* [Work instructions] Lines that contain the string "Dance" are to be copied; leave out all others.

* [Data to use]
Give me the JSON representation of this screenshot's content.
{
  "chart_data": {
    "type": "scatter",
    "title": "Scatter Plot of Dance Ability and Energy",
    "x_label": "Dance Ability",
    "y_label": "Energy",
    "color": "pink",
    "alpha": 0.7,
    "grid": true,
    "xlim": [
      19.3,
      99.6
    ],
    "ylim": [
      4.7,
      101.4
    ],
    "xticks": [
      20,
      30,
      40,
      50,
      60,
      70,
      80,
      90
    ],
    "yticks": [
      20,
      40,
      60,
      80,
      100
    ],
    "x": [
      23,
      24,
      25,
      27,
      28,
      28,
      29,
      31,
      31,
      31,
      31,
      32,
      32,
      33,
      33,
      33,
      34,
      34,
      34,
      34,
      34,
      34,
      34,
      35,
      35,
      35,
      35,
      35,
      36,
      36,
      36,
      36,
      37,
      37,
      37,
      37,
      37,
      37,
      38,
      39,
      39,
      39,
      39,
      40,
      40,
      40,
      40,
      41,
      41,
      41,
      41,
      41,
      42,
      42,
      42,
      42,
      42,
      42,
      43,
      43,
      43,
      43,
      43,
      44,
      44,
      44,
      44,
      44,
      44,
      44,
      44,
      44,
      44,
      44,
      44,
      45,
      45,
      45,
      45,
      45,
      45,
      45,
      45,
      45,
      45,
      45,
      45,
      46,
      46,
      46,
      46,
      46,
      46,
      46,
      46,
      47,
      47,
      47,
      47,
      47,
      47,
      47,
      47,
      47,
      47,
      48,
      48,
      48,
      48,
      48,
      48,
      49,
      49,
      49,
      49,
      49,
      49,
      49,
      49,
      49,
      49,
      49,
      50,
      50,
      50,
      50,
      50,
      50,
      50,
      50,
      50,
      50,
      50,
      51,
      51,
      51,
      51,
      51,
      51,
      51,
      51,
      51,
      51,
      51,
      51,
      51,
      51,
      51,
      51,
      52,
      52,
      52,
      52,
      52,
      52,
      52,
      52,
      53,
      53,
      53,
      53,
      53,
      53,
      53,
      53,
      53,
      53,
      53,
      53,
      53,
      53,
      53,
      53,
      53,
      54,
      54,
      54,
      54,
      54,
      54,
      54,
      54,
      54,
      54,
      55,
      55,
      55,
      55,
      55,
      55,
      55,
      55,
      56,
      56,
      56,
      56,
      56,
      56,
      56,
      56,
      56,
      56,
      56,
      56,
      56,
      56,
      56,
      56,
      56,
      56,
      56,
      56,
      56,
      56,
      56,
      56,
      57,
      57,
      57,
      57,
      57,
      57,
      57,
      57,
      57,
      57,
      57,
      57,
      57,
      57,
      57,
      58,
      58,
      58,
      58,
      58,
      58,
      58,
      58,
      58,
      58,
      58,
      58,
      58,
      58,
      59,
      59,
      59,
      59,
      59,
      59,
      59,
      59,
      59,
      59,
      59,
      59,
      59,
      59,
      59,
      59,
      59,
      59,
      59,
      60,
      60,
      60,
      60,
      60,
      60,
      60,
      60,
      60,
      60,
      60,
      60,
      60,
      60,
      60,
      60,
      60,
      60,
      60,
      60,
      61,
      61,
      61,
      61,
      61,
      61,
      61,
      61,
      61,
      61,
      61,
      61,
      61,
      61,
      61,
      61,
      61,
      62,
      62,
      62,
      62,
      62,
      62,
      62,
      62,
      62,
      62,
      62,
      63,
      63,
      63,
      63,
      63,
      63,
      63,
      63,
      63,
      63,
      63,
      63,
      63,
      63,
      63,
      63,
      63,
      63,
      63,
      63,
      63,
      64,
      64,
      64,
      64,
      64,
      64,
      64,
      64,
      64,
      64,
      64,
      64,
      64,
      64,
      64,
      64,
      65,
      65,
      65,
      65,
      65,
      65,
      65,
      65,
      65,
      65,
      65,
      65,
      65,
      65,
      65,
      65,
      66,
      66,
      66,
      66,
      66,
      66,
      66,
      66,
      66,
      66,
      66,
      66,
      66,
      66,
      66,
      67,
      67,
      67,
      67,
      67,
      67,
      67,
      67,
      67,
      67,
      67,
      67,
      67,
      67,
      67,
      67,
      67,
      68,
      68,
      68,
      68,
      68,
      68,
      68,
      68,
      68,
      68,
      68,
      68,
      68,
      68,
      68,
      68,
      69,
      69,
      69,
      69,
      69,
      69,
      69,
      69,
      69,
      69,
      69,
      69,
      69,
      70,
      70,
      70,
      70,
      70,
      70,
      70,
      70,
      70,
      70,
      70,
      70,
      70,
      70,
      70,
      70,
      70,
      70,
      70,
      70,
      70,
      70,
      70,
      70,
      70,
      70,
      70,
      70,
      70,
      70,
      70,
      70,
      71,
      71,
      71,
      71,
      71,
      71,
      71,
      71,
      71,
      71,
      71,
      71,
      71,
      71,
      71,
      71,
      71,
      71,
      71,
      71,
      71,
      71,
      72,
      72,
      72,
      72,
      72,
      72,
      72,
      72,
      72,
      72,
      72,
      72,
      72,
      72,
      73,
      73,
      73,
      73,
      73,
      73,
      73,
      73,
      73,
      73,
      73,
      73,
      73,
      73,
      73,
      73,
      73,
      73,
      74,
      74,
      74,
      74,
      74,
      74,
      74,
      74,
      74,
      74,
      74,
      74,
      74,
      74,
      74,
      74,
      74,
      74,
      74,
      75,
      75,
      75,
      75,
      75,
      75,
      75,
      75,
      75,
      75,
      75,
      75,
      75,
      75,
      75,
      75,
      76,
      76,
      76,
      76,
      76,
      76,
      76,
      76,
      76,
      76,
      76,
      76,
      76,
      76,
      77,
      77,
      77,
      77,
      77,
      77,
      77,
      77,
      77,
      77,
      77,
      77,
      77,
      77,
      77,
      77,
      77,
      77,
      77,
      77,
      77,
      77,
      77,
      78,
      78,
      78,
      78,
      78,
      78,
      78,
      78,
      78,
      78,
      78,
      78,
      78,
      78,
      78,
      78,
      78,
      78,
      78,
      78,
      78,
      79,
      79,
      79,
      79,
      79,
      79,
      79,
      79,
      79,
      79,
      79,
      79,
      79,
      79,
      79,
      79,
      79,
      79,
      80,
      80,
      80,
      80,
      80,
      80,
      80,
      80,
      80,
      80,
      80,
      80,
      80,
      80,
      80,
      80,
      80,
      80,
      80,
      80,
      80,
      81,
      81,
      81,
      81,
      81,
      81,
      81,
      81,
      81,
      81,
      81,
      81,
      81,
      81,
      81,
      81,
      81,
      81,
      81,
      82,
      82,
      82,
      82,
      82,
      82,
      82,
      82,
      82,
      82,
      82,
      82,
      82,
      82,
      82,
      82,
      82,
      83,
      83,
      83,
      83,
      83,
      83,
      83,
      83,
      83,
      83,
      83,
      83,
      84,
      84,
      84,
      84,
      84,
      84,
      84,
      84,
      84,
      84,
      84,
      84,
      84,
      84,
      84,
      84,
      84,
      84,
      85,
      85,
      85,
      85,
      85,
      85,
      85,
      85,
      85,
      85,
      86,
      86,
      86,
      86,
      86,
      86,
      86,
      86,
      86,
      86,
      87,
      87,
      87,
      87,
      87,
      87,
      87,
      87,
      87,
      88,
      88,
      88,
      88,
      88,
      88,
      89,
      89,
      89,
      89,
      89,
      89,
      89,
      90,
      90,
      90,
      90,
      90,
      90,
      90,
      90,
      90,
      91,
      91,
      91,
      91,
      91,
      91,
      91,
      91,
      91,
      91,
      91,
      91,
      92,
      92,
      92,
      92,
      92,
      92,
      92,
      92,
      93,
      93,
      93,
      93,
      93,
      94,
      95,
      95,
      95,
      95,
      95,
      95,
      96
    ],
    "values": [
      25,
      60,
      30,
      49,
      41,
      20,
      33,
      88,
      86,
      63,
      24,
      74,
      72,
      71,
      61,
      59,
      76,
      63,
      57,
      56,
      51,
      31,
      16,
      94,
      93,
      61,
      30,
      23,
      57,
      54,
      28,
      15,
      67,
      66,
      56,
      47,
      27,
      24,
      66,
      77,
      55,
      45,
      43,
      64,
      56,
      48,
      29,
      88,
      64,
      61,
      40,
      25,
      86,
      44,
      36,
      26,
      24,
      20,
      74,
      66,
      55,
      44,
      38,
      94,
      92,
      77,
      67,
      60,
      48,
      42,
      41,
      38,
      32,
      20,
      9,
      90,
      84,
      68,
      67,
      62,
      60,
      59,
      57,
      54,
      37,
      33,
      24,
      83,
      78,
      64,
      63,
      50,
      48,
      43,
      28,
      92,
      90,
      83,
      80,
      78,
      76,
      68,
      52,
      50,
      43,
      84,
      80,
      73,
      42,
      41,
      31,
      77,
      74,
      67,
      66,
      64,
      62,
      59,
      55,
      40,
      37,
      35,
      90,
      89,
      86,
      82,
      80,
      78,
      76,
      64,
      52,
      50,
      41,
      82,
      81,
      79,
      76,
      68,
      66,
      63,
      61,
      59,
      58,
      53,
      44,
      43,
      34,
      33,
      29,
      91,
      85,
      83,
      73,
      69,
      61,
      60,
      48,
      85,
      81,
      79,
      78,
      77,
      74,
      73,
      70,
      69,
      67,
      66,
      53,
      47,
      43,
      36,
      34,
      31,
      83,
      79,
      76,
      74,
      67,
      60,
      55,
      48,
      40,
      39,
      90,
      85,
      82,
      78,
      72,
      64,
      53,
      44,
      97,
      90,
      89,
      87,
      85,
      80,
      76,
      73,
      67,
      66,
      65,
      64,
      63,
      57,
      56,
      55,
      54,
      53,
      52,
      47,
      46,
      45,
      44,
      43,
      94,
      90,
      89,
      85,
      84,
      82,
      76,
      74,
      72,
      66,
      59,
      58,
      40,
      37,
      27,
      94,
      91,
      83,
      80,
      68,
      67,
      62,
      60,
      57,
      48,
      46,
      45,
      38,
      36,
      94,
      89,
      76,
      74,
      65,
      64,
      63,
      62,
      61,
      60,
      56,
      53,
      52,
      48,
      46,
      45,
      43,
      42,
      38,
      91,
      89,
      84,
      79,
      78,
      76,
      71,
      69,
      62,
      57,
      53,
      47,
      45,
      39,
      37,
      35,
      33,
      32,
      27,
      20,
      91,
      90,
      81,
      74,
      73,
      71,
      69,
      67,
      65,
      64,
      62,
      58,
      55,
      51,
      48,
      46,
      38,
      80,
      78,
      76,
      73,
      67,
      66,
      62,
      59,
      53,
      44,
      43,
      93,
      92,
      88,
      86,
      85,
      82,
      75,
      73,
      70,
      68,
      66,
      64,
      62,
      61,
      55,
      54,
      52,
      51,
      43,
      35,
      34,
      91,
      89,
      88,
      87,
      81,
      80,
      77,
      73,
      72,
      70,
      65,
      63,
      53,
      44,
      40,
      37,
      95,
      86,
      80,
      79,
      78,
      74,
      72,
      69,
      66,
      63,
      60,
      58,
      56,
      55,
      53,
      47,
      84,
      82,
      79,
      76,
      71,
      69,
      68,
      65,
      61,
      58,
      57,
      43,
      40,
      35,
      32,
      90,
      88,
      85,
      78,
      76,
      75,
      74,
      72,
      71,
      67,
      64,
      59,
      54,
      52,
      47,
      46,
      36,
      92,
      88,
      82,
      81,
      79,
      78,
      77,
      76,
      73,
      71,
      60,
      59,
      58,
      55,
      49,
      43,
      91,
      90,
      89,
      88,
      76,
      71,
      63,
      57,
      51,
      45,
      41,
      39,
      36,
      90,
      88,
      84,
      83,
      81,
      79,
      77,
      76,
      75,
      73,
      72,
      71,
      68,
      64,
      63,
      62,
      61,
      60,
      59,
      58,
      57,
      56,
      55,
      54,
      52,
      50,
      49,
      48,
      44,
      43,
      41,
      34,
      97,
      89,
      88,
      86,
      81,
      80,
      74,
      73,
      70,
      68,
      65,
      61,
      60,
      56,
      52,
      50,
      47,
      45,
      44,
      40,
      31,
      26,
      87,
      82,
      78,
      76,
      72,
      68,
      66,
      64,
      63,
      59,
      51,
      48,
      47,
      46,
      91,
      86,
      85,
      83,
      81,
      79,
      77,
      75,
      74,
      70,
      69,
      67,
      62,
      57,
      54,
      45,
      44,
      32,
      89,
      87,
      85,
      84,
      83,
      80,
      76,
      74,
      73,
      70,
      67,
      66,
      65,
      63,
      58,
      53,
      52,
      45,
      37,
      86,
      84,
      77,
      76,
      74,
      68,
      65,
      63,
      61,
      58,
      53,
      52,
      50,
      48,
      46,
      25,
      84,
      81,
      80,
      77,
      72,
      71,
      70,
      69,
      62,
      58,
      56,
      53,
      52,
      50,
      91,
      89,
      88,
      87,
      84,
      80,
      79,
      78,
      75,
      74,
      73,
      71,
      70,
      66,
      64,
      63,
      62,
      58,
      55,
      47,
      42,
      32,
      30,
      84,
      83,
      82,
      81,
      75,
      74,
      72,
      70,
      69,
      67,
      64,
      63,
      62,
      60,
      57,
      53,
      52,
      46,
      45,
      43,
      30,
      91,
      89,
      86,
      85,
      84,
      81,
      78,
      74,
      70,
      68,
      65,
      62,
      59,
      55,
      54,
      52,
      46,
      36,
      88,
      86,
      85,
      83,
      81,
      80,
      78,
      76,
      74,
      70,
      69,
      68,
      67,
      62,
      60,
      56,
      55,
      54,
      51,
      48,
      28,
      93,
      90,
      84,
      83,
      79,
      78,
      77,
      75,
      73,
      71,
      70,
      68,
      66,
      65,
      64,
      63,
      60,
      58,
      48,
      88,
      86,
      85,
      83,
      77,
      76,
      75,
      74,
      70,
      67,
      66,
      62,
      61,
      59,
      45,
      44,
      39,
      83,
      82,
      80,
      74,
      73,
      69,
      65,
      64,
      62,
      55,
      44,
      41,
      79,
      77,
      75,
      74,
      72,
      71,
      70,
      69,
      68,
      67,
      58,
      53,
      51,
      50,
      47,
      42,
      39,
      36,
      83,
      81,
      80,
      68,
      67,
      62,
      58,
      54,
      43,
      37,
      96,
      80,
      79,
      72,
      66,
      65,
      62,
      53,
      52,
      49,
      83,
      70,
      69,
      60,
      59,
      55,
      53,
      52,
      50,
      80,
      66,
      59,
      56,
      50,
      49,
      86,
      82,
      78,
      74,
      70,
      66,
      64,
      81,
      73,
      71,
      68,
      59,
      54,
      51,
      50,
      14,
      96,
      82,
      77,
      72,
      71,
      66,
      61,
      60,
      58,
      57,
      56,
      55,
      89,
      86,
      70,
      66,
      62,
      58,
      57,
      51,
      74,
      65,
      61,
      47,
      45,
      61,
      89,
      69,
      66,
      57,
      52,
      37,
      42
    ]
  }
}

* [Response to this exercise]
    "title": "Scatter Plot of Dance Ability and Energy",
    "x_label": "Dance Ability",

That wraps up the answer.